• Goal
Which lines in the records below contain the word "Remote"? Copy each one out.

• Material provided
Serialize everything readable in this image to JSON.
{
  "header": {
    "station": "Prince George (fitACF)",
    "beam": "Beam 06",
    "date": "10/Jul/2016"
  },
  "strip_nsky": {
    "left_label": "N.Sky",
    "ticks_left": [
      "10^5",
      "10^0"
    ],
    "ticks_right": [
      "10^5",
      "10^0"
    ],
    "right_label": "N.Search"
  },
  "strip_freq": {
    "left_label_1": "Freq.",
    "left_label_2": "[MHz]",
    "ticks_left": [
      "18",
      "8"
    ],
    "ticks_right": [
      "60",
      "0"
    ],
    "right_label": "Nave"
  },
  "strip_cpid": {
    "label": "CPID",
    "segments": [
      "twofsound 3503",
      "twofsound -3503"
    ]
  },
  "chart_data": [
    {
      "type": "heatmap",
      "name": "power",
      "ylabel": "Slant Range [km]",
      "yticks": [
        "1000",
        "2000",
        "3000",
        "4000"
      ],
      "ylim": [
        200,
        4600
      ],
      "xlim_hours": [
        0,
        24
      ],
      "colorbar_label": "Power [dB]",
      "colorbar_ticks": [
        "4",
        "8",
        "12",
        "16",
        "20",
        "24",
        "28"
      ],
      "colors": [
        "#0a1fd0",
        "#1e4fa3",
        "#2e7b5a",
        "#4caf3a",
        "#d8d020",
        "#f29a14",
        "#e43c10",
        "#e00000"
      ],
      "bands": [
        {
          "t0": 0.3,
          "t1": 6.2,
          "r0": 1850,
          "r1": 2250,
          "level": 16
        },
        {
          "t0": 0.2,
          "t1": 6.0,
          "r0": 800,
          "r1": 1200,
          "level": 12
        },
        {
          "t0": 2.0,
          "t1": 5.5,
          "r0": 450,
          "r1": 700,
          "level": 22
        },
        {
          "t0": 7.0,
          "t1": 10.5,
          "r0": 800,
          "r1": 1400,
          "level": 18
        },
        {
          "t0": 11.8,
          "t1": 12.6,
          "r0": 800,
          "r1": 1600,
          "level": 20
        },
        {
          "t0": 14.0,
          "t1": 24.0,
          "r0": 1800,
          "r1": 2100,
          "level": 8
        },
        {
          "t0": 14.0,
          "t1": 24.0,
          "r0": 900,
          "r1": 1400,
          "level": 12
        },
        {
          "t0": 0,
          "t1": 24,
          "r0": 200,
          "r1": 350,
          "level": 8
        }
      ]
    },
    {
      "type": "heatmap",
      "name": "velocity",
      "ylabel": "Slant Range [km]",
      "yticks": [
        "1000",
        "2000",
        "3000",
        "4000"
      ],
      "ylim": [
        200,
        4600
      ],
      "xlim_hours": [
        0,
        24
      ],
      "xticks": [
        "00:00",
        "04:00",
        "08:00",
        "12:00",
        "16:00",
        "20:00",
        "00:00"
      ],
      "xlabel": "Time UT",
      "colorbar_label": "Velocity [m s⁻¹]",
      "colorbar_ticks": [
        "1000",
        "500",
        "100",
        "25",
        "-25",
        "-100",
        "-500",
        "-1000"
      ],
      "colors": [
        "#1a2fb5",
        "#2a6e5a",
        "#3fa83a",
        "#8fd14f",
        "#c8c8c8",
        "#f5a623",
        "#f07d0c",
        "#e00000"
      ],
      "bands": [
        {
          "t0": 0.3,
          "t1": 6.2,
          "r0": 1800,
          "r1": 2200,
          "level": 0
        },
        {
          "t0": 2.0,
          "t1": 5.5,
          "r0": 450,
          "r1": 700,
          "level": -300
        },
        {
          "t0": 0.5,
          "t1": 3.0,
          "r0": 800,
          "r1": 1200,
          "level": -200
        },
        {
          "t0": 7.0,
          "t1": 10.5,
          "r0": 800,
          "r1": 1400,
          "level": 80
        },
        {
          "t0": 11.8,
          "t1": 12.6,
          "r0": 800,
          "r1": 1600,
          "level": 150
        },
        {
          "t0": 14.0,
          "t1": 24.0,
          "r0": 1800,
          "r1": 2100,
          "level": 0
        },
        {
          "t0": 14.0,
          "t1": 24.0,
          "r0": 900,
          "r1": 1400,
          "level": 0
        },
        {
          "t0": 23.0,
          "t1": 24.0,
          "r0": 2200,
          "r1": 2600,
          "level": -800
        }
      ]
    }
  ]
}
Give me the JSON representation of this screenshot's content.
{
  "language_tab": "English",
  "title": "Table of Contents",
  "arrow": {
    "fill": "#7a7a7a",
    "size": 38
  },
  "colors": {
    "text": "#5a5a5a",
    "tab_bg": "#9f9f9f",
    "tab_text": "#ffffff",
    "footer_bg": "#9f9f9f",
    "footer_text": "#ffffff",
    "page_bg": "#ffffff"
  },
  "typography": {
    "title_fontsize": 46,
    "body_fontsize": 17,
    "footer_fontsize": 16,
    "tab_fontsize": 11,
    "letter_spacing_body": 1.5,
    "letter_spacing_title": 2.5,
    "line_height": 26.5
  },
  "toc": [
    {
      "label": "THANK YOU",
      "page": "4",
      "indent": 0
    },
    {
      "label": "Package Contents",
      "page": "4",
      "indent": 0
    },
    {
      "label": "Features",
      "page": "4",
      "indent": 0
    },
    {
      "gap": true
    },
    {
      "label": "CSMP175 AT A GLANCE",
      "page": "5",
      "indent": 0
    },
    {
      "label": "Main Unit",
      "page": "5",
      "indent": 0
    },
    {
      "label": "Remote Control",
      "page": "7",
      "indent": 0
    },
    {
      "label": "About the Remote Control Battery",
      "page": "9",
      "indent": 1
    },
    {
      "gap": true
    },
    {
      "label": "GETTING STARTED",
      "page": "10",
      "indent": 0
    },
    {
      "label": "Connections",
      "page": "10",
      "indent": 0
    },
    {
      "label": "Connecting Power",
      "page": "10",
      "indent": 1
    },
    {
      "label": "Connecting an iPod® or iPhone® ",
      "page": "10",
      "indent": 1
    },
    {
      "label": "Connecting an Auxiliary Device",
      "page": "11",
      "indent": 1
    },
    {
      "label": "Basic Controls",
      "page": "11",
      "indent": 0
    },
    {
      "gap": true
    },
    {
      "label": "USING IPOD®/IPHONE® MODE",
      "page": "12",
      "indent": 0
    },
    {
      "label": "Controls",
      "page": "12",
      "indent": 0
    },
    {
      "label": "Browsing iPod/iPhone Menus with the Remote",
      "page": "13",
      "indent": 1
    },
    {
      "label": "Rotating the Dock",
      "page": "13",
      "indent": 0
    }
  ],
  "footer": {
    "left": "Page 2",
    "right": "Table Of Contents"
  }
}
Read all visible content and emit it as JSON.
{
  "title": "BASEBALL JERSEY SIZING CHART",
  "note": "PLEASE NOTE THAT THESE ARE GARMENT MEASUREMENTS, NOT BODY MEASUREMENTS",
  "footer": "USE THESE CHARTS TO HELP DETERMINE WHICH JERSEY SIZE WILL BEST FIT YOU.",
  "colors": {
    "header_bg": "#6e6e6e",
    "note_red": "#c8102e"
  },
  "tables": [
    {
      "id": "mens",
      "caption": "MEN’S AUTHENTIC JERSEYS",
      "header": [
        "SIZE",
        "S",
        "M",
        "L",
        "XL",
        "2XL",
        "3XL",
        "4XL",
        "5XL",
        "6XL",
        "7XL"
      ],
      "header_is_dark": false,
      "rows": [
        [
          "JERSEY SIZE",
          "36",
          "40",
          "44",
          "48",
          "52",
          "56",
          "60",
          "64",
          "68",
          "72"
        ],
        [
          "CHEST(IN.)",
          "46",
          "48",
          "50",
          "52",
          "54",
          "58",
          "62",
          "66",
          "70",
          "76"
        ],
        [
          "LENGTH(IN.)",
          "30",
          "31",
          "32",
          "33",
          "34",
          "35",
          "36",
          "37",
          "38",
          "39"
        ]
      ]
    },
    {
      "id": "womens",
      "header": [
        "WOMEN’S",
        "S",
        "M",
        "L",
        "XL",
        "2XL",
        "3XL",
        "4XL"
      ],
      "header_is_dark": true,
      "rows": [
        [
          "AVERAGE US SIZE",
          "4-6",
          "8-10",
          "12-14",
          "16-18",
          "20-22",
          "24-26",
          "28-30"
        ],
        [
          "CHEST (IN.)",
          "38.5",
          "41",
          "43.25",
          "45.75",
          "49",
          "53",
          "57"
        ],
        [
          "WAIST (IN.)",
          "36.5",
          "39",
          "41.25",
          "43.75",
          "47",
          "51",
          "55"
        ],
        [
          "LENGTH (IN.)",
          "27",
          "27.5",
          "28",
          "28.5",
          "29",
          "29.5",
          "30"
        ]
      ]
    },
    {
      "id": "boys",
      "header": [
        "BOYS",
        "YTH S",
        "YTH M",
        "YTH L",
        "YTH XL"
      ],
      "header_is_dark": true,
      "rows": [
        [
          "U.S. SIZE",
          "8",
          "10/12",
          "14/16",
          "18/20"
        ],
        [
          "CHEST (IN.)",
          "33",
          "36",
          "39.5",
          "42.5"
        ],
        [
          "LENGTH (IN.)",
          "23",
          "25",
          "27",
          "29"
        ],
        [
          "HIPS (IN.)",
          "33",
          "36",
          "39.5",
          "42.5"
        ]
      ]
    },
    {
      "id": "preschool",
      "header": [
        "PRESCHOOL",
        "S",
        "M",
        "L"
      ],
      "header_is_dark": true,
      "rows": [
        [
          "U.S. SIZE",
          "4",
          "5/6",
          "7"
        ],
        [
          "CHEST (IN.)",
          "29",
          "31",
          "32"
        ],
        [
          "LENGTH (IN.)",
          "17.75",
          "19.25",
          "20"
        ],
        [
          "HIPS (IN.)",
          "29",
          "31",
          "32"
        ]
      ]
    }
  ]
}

• Complete answer
      "label": "Remote Control",
      "label": "About the Remote Control Battery",
      "label": "Browsing iPod/iPhone Menus with the Remote",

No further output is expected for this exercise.